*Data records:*

--

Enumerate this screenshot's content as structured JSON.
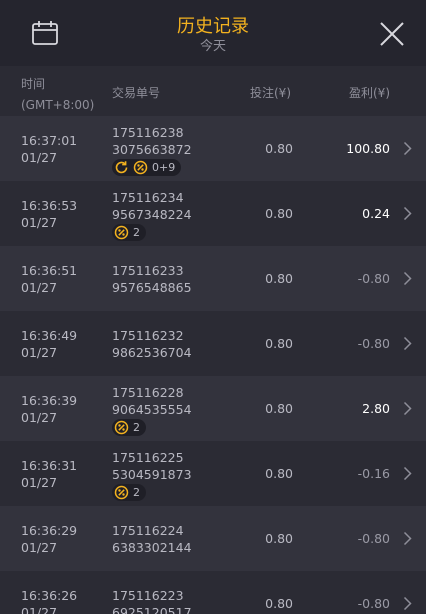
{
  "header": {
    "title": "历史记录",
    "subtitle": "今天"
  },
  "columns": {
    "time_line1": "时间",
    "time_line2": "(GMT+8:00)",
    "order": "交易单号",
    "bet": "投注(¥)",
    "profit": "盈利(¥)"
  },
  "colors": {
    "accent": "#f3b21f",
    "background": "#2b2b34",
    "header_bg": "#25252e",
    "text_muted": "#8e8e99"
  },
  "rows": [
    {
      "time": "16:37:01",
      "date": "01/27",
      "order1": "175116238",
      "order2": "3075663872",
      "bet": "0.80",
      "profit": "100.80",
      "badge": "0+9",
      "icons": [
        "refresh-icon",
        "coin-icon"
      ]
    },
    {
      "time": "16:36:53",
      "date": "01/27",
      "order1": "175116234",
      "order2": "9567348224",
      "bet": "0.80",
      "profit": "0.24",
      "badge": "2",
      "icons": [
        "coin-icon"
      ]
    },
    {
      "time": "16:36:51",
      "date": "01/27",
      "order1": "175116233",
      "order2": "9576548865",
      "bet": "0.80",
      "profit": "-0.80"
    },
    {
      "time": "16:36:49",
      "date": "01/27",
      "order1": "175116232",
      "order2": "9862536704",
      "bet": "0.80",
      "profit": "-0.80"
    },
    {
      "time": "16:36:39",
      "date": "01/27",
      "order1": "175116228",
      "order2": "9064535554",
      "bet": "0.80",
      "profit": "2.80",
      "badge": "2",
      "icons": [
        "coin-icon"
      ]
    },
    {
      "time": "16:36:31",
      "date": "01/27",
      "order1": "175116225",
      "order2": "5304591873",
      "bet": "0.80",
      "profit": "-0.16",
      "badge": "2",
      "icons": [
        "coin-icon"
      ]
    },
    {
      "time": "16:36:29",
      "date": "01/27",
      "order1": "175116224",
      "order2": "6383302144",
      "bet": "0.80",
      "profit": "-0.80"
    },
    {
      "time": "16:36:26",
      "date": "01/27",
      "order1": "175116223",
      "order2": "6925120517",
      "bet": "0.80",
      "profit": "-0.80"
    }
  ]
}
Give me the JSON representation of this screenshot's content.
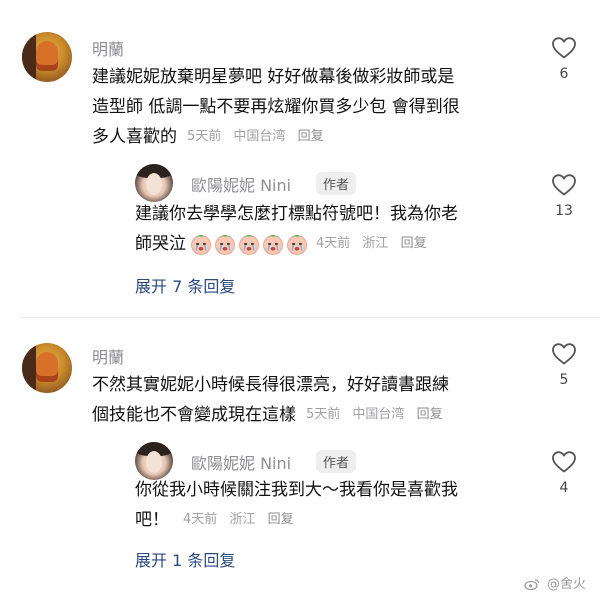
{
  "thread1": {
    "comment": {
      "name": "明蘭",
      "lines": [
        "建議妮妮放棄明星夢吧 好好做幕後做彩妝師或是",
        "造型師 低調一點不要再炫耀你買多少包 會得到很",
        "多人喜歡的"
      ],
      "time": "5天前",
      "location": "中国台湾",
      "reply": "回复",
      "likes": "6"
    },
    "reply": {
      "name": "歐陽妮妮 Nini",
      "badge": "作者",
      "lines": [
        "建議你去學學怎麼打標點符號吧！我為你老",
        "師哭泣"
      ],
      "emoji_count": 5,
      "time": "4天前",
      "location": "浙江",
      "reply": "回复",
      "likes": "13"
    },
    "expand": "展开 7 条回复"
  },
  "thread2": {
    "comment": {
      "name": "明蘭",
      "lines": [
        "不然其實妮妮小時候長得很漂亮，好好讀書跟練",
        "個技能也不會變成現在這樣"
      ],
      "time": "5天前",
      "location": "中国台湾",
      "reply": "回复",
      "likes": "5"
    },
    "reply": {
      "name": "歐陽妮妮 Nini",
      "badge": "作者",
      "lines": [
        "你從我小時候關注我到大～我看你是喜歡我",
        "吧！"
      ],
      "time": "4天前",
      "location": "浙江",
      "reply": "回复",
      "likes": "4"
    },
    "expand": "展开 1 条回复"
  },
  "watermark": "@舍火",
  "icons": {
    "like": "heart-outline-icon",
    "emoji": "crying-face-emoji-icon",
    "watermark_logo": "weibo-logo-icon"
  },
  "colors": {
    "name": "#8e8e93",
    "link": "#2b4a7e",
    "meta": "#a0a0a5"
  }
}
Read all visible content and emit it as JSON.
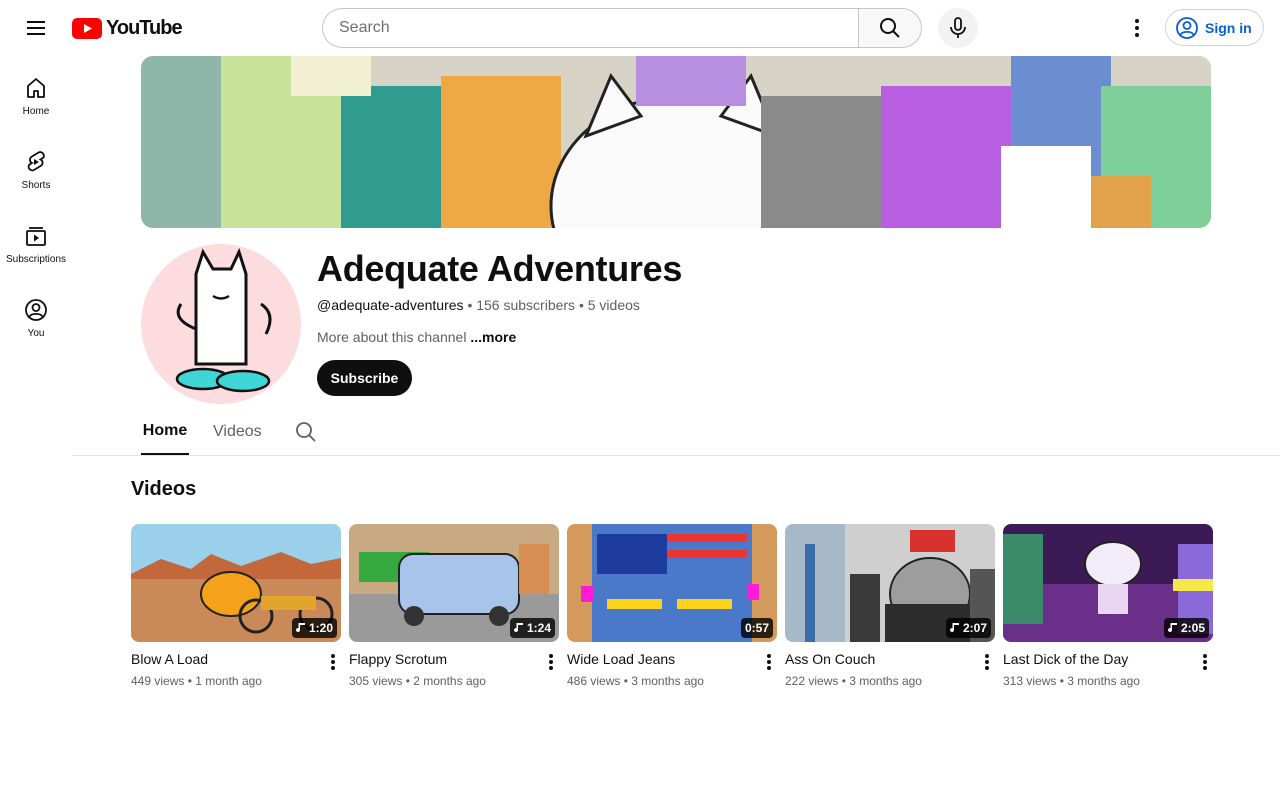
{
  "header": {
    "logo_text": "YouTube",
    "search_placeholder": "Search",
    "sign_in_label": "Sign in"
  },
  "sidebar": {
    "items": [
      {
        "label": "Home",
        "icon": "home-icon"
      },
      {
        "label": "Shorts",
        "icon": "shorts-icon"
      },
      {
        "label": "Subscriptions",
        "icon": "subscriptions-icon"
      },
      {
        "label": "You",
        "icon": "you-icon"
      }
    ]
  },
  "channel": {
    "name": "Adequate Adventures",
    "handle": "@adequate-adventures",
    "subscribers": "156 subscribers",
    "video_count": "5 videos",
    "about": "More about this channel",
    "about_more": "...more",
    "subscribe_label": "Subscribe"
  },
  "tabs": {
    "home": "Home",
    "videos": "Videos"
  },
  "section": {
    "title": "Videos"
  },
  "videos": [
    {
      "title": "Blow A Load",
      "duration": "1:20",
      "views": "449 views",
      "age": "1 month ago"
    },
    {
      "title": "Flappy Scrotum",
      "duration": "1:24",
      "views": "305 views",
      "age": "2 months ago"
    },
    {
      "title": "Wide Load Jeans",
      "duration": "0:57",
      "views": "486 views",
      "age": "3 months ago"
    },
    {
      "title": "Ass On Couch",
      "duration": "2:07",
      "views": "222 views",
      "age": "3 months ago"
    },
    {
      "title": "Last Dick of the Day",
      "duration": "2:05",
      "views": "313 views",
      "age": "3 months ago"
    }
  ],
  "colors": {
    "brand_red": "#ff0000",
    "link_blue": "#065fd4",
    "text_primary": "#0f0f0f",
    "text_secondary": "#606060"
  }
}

--

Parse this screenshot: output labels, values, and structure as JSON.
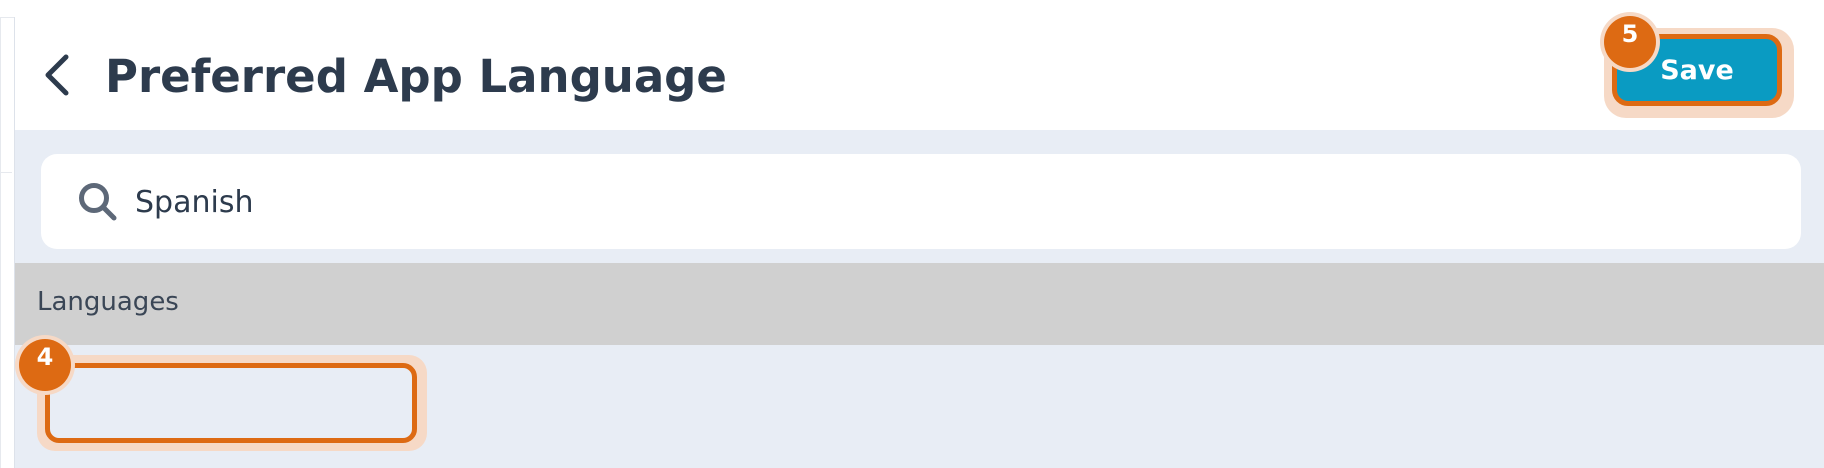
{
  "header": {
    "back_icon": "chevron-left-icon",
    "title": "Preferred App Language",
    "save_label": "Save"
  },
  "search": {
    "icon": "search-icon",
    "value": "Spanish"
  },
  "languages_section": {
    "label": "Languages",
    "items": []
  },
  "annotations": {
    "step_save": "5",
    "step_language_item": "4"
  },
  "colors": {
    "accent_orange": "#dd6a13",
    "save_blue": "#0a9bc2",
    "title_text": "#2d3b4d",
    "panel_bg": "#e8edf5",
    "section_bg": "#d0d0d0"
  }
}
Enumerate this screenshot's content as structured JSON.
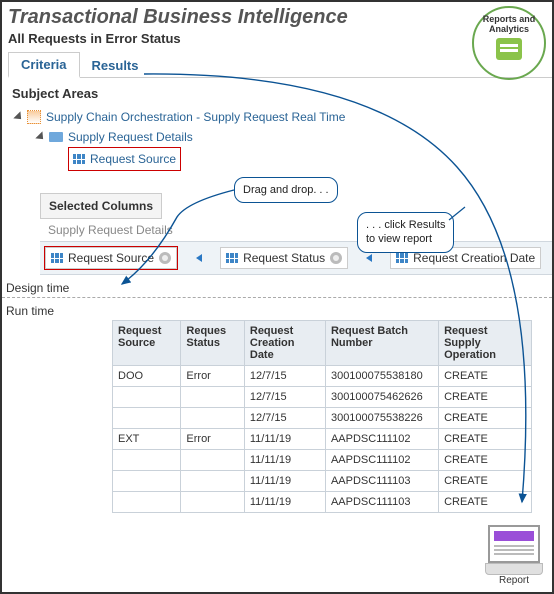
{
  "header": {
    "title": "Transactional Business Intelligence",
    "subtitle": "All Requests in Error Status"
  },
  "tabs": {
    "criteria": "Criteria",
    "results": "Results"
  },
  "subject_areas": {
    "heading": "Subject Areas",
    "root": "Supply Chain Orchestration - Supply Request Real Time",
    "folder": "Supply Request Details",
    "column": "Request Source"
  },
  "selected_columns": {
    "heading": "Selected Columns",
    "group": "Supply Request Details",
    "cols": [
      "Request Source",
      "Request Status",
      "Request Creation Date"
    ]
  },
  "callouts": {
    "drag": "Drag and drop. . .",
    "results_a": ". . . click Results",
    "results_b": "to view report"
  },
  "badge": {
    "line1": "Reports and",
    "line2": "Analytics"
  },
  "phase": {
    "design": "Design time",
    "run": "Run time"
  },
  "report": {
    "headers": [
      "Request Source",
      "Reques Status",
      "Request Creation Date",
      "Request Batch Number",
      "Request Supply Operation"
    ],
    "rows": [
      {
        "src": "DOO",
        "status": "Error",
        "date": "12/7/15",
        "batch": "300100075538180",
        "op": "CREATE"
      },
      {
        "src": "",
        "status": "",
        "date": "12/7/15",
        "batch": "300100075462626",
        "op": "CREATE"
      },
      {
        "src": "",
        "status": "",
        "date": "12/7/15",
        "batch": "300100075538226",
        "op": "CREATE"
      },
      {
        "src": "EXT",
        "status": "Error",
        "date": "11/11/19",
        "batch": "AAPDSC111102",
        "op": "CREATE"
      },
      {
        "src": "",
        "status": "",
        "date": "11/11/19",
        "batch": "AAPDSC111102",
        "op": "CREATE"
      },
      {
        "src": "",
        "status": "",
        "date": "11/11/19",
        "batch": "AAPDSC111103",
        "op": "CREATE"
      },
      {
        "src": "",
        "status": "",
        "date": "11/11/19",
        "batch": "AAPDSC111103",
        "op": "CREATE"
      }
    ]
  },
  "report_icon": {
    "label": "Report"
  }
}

--

*WHAT TO WORK ON:*
State how many lines of the entries above include the word "Details", offering no text other than the number.

*EXERCISE RESULT:*
2